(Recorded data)
☆ ☆ ☆ ☆ ☆
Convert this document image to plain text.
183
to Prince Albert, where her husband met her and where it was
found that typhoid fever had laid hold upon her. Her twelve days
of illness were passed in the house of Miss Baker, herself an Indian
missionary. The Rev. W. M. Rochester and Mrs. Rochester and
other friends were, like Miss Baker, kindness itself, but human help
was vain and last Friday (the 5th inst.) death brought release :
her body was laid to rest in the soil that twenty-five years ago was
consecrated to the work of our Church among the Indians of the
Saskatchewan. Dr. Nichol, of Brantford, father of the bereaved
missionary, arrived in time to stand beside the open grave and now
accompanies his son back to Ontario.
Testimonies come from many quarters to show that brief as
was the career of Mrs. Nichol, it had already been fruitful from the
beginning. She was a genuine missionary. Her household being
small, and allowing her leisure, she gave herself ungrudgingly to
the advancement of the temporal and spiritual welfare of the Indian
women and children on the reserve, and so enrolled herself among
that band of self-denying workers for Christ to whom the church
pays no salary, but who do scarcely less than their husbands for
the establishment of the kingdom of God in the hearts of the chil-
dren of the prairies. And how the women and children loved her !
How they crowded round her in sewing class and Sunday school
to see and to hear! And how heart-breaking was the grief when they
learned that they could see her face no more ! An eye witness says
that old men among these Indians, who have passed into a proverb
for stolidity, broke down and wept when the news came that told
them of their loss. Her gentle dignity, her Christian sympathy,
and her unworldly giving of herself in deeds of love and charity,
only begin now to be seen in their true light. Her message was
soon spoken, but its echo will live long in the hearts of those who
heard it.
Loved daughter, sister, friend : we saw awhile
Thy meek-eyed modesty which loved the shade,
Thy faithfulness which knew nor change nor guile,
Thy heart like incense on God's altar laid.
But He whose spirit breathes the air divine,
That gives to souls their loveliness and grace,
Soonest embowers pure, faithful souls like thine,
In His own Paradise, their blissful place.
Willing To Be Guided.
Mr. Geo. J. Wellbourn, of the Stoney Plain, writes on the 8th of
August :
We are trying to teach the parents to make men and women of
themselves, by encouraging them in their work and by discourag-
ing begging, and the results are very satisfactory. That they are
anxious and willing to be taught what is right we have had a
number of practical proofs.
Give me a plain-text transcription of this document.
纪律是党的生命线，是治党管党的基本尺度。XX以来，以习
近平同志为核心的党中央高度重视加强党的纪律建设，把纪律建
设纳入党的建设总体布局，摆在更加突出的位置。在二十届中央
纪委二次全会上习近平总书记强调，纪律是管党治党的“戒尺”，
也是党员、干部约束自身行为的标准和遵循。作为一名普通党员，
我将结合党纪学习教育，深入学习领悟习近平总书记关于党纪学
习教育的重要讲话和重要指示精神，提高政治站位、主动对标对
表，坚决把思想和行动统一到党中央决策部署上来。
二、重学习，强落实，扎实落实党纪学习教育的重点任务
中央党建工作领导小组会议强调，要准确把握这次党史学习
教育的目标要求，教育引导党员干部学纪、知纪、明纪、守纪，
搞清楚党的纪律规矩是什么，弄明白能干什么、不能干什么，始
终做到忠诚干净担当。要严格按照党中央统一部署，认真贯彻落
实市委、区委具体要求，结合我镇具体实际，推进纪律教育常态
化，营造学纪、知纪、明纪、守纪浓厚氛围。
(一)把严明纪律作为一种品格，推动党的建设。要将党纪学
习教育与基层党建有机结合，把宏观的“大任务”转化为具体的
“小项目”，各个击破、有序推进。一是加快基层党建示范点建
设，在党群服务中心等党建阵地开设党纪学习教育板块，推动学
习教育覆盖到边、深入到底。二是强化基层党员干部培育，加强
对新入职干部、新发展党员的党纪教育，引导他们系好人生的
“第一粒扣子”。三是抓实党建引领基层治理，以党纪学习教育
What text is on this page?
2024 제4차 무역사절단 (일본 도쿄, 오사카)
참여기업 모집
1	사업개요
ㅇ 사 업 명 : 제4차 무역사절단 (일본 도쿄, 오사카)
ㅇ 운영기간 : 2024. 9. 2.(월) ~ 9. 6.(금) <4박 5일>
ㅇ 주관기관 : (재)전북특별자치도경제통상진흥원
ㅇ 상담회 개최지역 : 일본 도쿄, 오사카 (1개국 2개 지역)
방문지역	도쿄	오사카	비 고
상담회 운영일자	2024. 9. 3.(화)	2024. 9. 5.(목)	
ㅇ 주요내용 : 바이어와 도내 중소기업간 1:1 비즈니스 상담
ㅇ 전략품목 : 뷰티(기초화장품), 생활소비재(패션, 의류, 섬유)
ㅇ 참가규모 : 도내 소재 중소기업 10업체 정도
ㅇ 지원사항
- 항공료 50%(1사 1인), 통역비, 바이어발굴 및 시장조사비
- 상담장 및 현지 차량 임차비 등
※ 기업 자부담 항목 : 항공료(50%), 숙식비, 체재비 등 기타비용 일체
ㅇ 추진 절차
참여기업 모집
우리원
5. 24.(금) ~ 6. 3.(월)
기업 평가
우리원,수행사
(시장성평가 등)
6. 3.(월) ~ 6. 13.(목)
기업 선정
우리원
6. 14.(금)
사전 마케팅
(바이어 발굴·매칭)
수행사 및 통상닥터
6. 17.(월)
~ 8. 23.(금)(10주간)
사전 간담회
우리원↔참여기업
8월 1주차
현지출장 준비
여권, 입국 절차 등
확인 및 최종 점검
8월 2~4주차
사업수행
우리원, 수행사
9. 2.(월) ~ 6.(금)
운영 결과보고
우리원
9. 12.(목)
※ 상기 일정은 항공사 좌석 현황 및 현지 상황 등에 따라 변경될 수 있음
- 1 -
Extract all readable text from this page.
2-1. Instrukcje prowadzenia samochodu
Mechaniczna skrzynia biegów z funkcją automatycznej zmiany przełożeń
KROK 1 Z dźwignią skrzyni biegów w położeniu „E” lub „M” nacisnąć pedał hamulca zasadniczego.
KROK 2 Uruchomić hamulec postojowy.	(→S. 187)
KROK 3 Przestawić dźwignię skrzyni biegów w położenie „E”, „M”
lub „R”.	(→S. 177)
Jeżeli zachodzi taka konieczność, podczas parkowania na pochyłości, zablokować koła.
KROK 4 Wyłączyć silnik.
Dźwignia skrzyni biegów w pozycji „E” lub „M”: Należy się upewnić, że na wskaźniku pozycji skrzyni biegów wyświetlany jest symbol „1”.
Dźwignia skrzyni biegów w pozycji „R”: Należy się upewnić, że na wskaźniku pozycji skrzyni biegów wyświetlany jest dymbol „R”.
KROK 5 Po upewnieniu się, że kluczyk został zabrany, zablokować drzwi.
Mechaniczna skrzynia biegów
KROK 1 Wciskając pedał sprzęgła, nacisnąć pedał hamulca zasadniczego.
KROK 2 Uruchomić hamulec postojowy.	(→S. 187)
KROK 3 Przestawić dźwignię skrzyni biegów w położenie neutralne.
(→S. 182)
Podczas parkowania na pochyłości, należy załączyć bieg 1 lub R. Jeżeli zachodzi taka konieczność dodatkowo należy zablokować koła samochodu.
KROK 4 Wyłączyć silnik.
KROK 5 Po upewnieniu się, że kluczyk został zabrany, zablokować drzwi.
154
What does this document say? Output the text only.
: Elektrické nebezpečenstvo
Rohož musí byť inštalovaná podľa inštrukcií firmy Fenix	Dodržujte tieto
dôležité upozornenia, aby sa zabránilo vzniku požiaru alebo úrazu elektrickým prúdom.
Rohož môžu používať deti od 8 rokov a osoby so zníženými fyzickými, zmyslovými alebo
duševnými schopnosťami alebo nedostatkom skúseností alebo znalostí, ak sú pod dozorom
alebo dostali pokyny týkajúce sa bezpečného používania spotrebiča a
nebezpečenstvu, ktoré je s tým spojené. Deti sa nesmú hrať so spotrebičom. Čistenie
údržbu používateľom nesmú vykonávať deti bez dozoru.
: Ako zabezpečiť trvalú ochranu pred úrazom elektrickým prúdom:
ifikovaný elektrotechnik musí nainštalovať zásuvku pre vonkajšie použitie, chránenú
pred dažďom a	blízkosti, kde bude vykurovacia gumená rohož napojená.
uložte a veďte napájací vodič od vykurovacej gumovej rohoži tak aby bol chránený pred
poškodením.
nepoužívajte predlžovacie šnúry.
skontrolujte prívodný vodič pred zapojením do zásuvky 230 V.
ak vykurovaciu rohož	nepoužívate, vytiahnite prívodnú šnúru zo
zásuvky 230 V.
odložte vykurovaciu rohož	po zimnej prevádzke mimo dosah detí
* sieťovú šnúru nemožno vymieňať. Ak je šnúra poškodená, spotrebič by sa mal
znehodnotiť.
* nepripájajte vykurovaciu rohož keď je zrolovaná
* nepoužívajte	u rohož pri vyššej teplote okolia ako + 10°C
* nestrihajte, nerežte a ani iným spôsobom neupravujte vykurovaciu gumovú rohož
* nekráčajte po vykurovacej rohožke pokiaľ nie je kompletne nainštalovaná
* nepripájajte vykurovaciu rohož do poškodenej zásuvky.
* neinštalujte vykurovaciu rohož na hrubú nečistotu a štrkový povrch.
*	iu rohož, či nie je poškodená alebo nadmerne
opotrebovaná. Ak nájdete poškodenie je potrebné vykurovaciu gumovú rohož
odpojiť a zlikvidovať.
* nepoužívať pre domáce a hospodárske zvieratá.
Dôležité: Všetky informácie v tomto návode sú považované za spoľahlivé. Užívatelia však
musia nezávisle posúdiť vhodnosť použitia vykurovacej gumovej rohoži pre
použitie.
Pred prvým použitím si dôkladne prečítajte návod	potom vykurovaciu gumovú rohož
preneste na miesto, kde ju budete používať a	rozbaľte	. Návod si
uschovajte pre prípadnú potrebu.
☆ ☆ ☆ ☆ ☆
TASK REQUIREMENTS
State, as a bare number, how many lines of the listing hold the word "samochodu".

SOLVED EXERCISE
2